[Dataset excerpt]
-- Begin --

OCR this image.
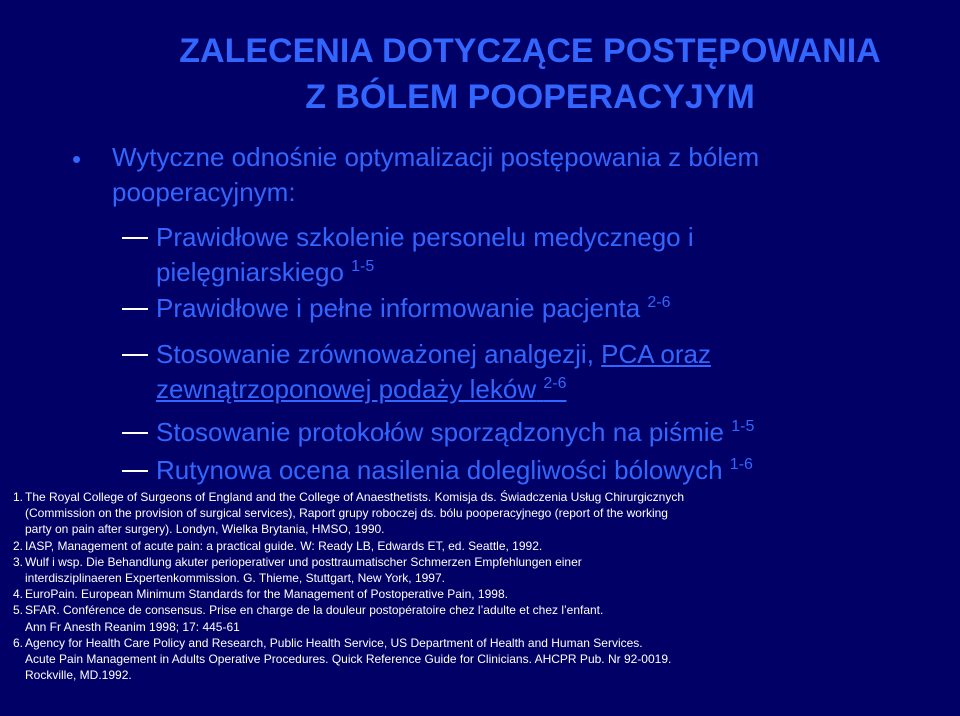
ZALECENIA DOTYCZĄCE POSTĘPOWANIA
Z BÓLEM POOPERACYJYM
• Wytyczne odnośnie optymalizacji postępowania z bólem pooperacyjnym:
Prawidłowe szkolenie personelu medycznego i pielęgniarskiego $^{1-5}$
Prawidłowe i pełne informowanie pacjenta $^{2-6}$
Stosowanie zrównoważonej analgezji, PCA oraz zewnątrzoponowej podaży leków $^{2-6}$
Stosowanie protokołów sporządzonych na piśmie $^{1-5}$
Rutynowa ocena nasilenia dolegliwości bólowych $^{1-6}$
1. The Royal College of Surgeons of England and the College of Anaesthetists. Komisja ds. Świadczenia Usług Chirurgicznych
(Commission on the provision of surgical services), Raport grupy roboczej ds. bólu pooperacyjnego (report of the working
party on pain after surgery). Londyn, Wielka Brytania, HMSO, 1990.
2. IASP, Management of acute pain: a practical guide. W: Ready LB, Edwards ET, ed. Seattle, 1992.
3. Wulf i wsp. Die Behandlung akuter perioperativer und posttraumatischer Schmerzen Empfehlungen einer
interdisziplinaeren Expertenkommission. G. Thieme, Stuttgart, New York, 1997.
4. EuroPain. European Minimum Standards for the Management of Postoperative Pain, 1998.
5. SFAR. Conférence de consensus. Prise en charge de la douleur postopératoire chez l’adulte et chez l’enfant.
Ann Fr Anesth Reanim 1998; 17: 445-61
6. Agency for Health Care Policy and Research, Public Health Service, US Department of Health and Human Services.
Acute Pain Management in Adults Operative Procedures. Quick Reference Guide for Clinicians. AHCPR Pub. Nr 92-0019.
Rockville, MD.1992.
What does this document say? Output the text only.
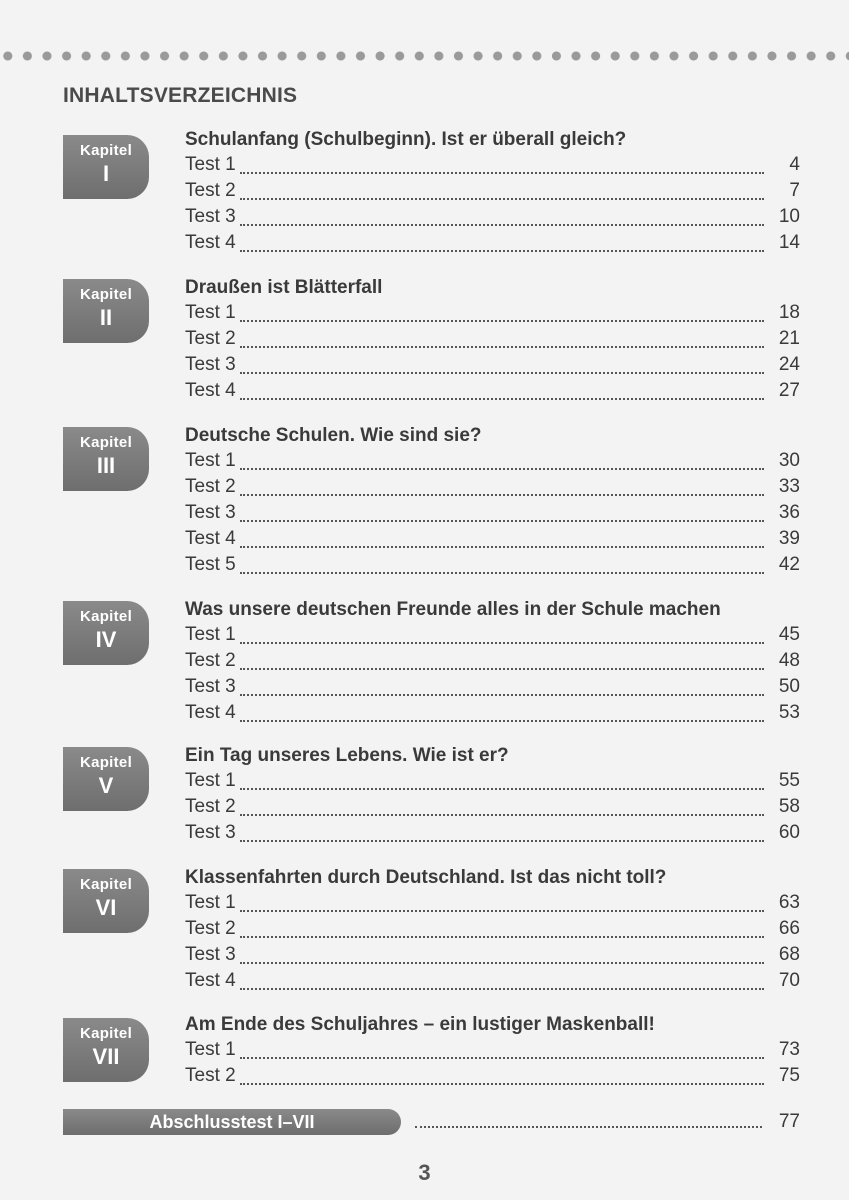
INHALTSVERZEICHNIS
Kapitel
I
Schulanfang (Schulbeginn). Ist er überall gleich?
Test 1	4
Test 2	7
Test 3	10
Test 4	14
Kapitel
II
Draußen ist Blätterfall
Test 1	18
Test 2	21
Test 3	24
Test 4	27
Kapitel
III
Deutsche Schulen. Wie sind sie?
Test 1	30
Test 2	33
Test 3	36
Test 4	39
Test 5	42
Kapitel
IV
Was unsere deutschen Freunde alles in der Schule machen
Test 1	45
Test 2	48
Test 3	50
Test 4	53
Kapitel
V
Ein Tag unseres Lebens. Wie ist er?
Test 1	55
Test 2	58
Test 3	60
Kapitel
VI
Klassenfahrten durch Deutschland. Ist das nicht toll?
Test 1	63
Test 2	66
Test 3	68
Test 4	70
Kapitel
VII
Am Ende des Schuljahres – ein lustiger Maskenball!
Test 1	73
Test 2	75
Abschlusstest I–VII	77
3
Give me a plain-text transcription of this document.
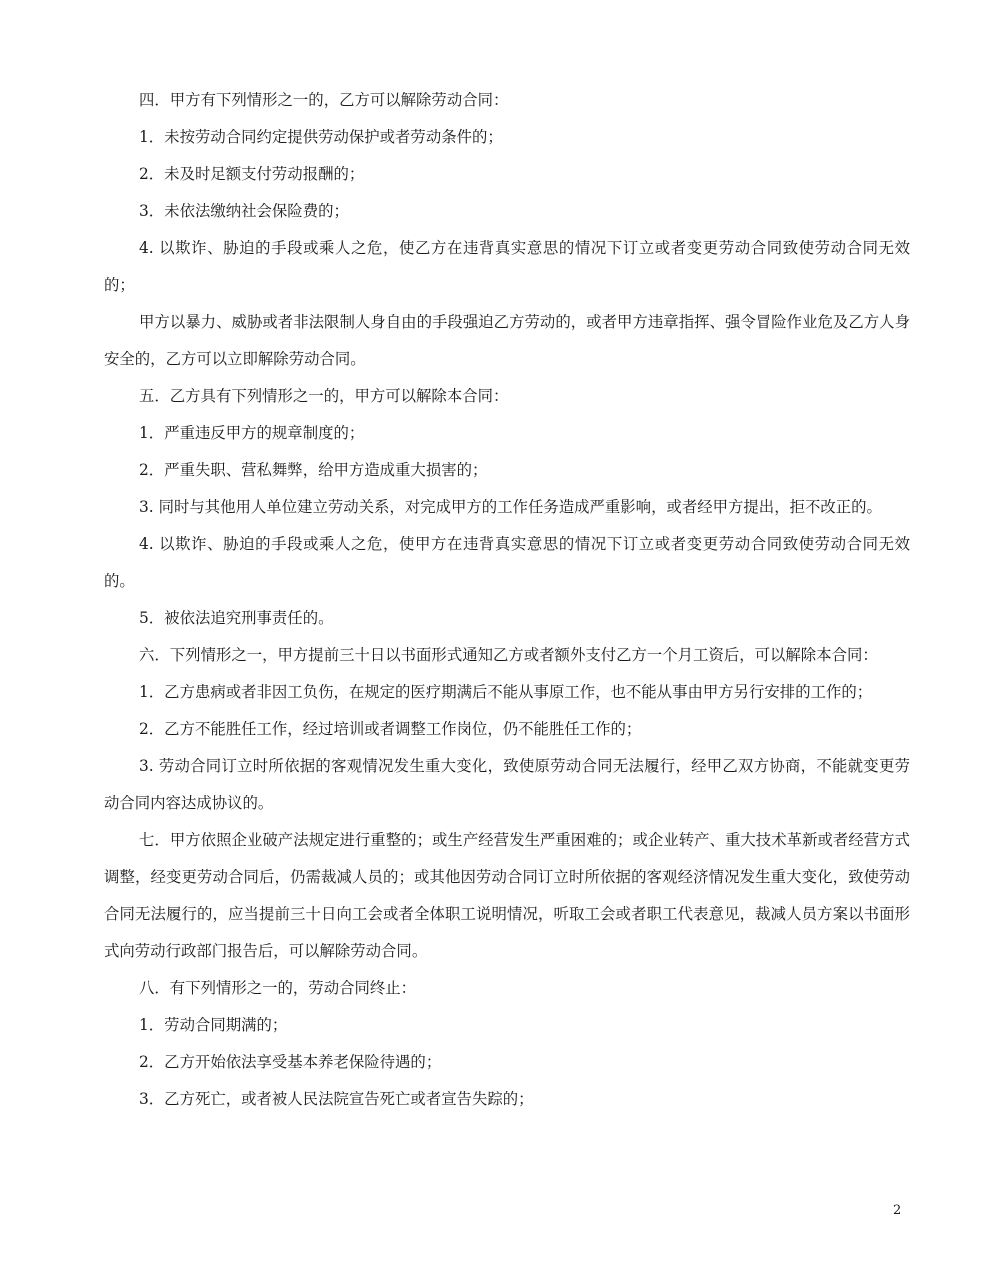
四．甲方有下列情形之一的，乙方可以解除劳动合同：

1．未按劳动合同约定提供劳动保护或者劳动条件的；

2．未及时足额支付劳动报酬的；

3．未依法缴纳社会保险费的；

4. 以欺诈、胁迫的手段或乘人之危，使乙方在违背真实意思的情况下订立或者变更劳动合同致使劳动合同无效的；

甲方以暴力、威胁或者非法限制人身自由的手段强迫乙方劳动的，或者甲方违章指挥、强令冒险作业危及乙方人身安全的，乙方可以立即解除劳动合同。

五．乙方具有下列情形之一的，甲方可以解除本合同：

1．严重违反甲方的规章制度的；

2．严重失职、营私舞弊，给甲方造成重大损害的；

3. 同时与其他用人单位建立劳动关系，对完成甲方的工作任务造成严重影响，或者经甲方提出，拒不改正的。

4. 以欺诈、胁迫的手段或乘人之危，使甲方在违背真实意思的情况下订立或者变更劳动合同致使劳动合同无效的。

5．被依法追究刑事责任的。

六．下列情形之一，甲方提前三十日以书面形式通知乙方或者额外支付乙方一个月工资后，可以解除本合同：

1．乙方患病或者非因工负伤，在规定的医疗期满后不能从事原工作，也不能从事由甲方另行安排的工作的；

2．乙方不能胜任工作，经过培训或者调整工作岗位，仍不能胜任工作的；

3. 劳动合同订立时所依据的客观情况发生重大变化，致使原劳动合同无法履行，经甲乙双方协商，不能就变更劳动合同内容达成协议的。

七．甲方依照企业破产法规定进行重整的；或生产经营发生严重困难的；或企业转产、重大技术革新或者经营方式调整，经变更劳动合同后，仍需裁减人员的；或其他因劳动合同订立时所依据的客观经济情况发生重大变化，致使劳动合同无法履行的，应当提前三十日向工会或者全体职工说明情况，听取工会或者职工代表意见，裁减人员方案以书面形式向劳动行政部门报告后，可以解除劳动合同。

八．有下列情形之一的，劳动合同终止：

1．劳动合同期满的；

2．乙方开始依法享受基本养老保险待遇的；

3．乙方死亡，或者被人民法院宣告死亡或者宣告失踪的；

2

-- End --

*Required task*
Restate the data above word for word. Do not include the images.

*Answer*
OCR this image.
ZALECENIA DOTYCZĄCE POSTĘPOWANIA
Z BÓLEM POOPERACYJYM
• Wytyczne odnośnie optymalizacji postępowania z bólem pooperacyjnym:
Prawidłowe szkolenie personelu medycznego i pielęgniarskiego $^{1-5}$
Prawidłowe i pełne informowanie pacjenta $^{2-6}$
Stosowanie zrównoważonej analgezji, PCA oraz zewnątrzoponowej podaży leków $^{2-6}$
Stosowanie protokołów sporządzonych na piśmie $^{1-5}$
Rutynowa ocena nasilenia dolegliwości bólowych $^{1-6}$
1. The Royal College of Surgeons of England and the College of Anaesthetists. Komisja ds. Świadczenia Usług Chirurgicznych
(Commission on the provision of surgical services), Raport grupy roboczej ds. bólu pooperacyjnego (report of the working
party on pain after surgery). Londyn, Wielka Brytania, HMSO, 1990.
2. IASP, Management of acute pain: a practical guide. W: Ready LB, Edwards ET, ed. Seattle, 1992.
3. Wulf i wsp. Die Behandlung akuter perioperativer und posttraumatischer Schmerzen Empfehlungen einer
interdisziplinaeren Expertenkommission. G. Thieme, Stuttgart, New York, 1997.
4. EuroPain. European Minimum Standards for the Management of Postoperative Pain, 1998.
5. SFAR. Conférence de consensus. Prise en charge de la douleur postopératoire chez l’adulte et chez l’enfant.
Ann Fr Anesth Reanim 1998; 17: 445-61
6. Agency for Health Care Policy and Research, Public Health Service, US Department of Health and Human Services.
Acute Pain Management in Adults Operative Procedures. Quick Reference Guide for Clinicians. AHCPR Pub. Nr 92-0019.
Rockville, MD.1992.
What does this document say? Output the text only.
INHALTSVERZEICHNIS
Kapitel
I
Schulanfang (Schulbeginn). Ist er überall gleich?
Test 1	4
Test 2	7
Test 3	10
Test 4	14
Kapitel
II
Draußen ist Blätterfall
Test 1	18
Test 2	21
Test 3	24
Test 4	27
Kapitel
III
Deutsche Schulen. Wie sind sie?
Test 1	30
Test 2	33
Test 3	36
Test 4	39
Test 5	42
Kapitel
IV
Was unsere deutschen Freunde alles in der Schule machen
Test 1	45
Test 2	48
Test 3	50
Test 4	53
Kapitel
V
Ein Tag unseres Lebens. Wie ist er?
Test 1	55
Test 2	58
Test 3	60
Kapitel
VI
Klassenfahrten durch Deutschland. Ist das nicht toll?
Test 1	63
Test 2	66
Test 3	68
Test 4	70
Kapitel
VII
Am Ende des Schuljahres – ein lustiger Maskenball!
Test 1	73
Test 2	75
Abschlusstest I–VII	77
3
Give me a plain-text transcription of this document.
四．甲方有下列情形之一的，乙方可以解除劳动合同：

1．未按劳动合同约定提供劳动保护或者劳动条件的；

2．未及时足额支付劳动报酬的；

3．未依法缴纳社会保险费的；

4. 以欺诈、胁迫的手段或乘人之危，使乙方在违背真实意思的情况下订立或者变更劳动合同致使劳动合同无效的；

甲方以暴力、威胁或者非法限制人身自由的手段强迫乙方劳动的，或者甲方违章指挥、强令冒险作业危及乙方人身安全的，乙方可以立即解除劳动合同。

五．乙方具有下列情形之一的，甲方可以解除本合同：

1．严重违反甲方的规章制度的；

2．严重失职、营私舞弊，给甲方造成重大损害的；

3. 同时与其他用人单位建立劳动关系，对完成甲方的工作任务造成严重影响，或者经甲方提出，拒不改正的。

4. 以欺诈、胁迫的手段或乘人之危，使甲方在违背真实意思的情况下订立或者变更劳动合同致使劳动合同无效的。

5．被依法追究刑事责任的。

六．下列情形之一，甲方提前三十日以书面形式通知乙方或者额外支付乙方一个月工资后，可以解除本合同：

1．乙方患病或者非因工负伤，在规定的医疗期满后不能从事原工作，也不能从事由甲方另行安排的工作的；

2．乙方不能胜任工作，经过培训或者调整工作岗位，仍不能胜任工作的；

3. 劳动合同订立时所依据的客观情况发生重大变化，致使原劳动合同无法履行，经甲乙双方协商，不能就变更劳动合同内容达成协议的。

七．甲方依照企业破产法规定进行重整的；或生产经营发生严重困难的；或企业转产、重大技术革新或者经营方式调整，经变更劳动合同后，仍需裁减人员的；或其他因劳动合同订立时所依据的客观经济情况发生重大变化，致使劳动合同无法履行的，应当提前三十日向工会或者全体职工说明情况，听取工会或者职工代表意见，裁减人员方案以书面形式向劳动行政部门报告后，可以解除劳动合同。

八．有下列情形之一的，劳动合同终止：

1．劳动合同期满的；

2．乙方开始依法享受基本养老保险待遇的；

3．乙方死亡，或者被人民法院宣告死亡或者宣告失踪的；

2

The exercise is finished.